#### Records supplied ####

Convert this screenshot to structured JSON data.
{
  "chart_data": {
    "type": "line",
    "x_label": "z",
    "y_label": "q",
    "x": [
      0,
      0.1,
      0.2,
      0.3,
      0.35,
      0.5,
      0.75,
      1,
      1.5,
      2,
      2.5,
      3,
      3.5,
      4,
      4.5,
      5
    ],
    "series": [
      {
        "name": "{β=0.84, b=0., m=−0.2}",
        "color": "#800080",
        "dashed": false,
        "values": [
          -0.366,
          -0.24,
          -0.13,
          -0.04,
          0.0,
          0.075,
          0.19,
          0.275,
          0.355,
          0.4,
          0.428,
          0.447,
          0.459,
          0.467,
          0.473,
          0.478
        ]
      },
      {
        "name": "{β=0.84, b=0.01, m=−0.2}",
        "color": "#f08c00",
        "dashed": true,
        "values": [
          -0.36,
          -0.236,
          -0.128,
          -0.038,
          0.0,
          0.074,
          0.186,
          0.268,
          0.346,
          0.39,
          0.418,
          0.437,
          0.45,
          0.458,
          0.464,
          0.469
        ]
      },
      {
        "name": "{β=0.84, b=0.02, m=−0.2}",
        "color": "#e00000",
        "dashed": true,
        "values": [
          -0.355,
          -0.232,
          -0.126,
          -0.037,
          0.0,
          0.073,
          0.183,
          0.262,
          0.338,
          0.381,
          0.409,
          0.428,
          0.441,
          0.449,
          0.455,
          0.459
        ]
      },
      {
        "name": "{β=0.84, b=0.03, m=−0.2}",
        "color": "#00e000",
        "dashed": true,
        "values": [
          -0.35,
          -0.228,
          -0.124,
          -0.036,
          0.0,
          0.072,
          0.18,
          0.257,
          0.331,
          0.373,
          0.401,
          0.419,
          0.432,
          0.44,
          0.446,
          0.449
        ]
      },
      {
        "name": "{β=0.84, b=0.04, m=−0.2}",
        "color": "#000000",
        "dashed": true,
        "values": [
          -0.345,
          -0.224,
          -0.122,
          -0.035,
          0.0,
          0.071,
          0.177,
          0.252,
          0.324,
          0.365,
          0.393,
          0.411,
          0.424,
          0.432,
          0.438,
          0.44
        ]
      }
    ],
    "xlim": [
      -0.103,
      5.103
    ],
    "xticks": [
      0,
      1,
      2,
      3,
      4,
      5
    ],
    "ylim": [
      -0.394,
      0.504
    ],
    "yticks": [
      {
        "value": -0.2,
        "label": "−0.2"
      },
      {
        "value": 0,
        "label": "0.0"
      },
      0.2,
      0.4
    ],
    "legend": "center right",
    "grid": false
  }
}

####

» Written request
In the entries above, find lines with "name" and copy each.

» Result of this exercise
        "name": "{β=0.84, b=0., m=−0.2}",
        "name": "{β=0.84, b=0.01, m=−0.2}",
        "name": "{β=0.84, b=0.02, m=−0.2}",
        "name": "{β=0.84, b=0.03, m=−0.2}",
        "name": "{β=0.84, b=0.04, m=−0.2}",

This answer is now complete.